_What is asked_
Copy every line that holds "disalibkan".

_Data for this task_
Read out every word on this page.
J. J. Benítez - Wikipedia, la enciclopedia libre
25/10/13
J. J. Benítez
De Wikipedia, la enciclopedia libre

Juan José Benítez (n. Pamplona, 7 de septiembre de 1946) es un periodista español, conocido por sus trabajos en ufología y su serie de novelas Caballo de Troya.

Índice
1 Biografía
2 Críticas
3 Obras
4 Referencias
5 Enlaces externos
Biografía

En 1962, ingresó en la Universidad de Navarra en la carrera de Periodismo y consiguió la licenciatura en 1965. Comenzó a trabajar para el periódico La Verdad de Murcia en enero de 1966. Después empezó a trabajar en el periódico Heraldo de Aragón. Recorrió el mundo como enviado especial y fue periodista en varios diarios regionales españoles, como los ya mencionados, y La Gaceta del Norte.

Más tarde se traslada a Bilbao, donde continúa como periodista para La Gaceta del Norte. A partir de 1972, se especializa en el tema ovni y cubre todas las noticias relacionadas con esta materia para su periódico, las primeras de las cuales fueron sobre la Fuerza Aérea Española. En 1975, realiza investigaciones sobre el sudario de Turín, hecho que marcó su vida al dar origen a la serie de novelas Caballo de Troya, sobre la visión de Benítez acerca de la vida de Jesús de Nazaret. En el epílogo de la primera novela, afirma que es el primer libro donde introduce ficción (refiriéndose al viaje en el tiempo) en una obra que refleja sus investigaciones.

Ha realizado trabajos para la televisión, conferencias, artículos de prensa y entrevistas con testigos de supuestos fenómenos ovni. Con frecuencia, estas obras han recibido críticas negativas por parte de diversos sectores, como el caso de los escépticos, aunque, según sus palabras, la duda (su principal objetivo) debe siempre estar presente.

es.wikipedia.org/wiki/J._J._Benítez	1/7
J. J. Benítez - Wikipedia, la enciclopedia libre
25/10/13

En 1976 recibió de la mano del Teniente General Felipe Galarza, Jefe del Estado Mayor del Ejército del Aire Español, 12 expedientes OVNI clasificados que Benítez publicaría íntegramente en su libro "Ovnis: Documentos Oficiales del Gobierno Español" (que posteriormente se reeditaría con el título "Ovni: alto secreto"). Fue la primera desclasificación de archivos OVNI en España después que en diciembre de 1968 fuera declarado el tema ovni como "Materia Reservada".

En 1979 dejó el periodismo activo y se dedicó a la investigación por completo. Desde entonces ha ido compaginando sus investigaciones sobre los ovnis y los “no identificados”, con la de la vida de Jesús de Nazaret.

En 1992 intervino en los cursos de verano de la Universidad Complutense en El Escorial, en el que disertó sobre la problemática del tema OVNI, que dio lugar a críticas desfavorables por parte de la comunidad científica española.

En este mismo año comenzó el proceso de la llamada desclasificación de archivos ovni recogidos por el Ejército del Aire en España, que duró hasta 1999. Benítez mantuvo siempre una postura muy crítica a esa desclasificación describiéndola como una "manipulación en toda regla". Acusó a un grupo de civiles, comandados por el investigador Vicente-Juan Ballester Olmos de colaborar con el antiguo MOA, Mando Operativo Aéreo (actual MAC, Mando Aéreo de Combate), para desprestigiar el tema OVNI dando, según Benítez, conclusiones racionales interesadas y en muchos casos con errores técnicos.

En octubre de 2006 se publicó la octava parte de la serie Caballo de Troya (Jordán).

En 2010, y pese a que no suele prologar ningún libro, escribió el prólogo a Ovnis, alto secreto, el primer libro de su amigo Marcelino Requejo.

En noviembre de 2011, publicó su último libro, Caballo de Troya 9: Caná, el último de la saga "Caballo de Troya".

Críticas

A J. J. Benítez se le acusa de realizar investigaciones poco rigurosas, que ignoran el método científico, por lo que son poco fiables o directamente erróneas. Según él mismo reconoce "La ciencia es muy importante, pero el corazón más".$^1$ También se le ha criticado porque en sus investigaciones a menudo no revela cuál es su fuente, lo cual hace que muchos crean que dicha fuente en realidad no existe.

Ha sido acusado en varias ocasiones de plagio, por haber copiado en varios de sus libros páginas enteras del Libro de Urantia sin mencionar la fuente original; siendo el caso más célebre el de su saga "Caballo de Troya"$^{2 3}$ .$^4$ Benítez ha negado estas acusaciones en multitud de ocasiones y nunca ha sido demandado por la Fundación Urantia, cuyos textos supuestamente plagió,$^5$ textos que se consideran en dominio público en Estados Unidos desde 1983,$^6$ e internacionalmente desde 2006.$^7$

--

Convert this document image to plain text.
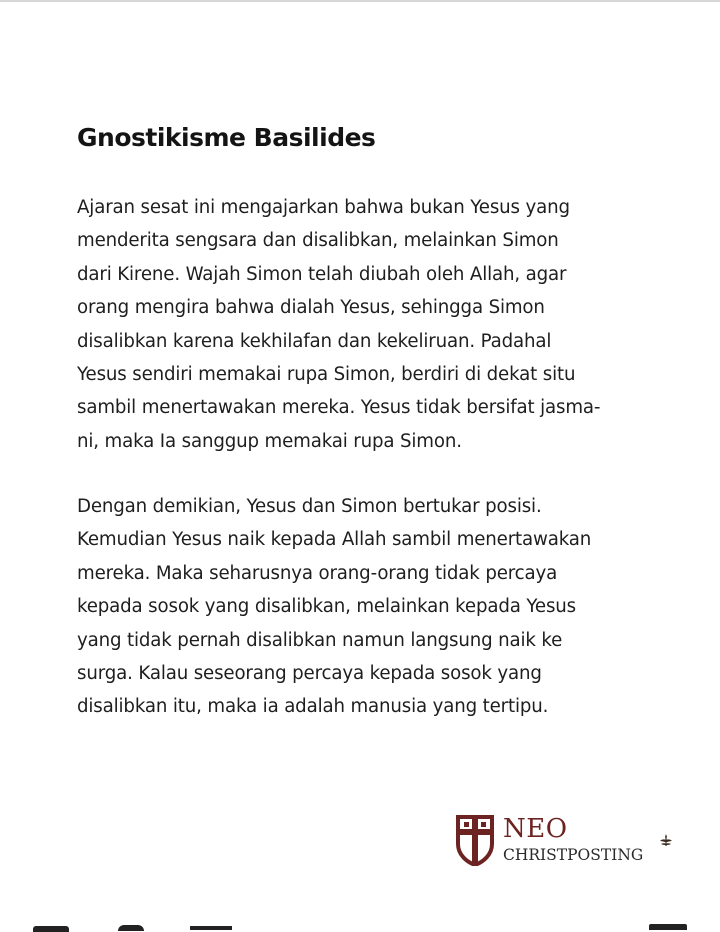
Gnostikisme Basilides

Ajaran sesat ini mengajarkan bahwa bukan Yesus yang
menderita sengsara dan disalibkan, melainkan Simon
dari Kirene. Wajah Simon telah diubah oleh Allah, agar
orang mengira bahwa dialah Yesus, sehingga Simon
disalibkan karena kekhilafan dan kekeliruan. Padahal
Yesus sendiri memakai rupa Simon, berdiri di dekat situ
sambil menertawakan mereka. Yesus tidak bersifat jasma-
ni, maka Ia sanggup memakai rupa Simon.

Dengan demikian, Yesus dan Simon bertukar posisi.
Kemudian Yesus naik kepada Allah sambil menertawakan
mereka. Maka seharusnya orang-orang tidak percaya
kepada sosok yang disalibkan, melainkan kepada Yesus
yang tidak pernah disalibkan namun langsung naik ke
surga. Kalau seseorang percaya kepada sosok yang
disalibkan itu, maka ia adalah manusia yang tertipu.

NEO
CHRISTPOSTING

_Solution to this task_
menderita sengsara dan disalibkan, melainkan Simon
disalibkan karena kekhilafan dan kekeliruan. Padahal
kepada sosok yang disalibkan, melainkan kepada Yesus
yang tidak pernah disalibkan namun langsung naik ke
disalibkan itu, maka ia adalah manusia yang tertipu.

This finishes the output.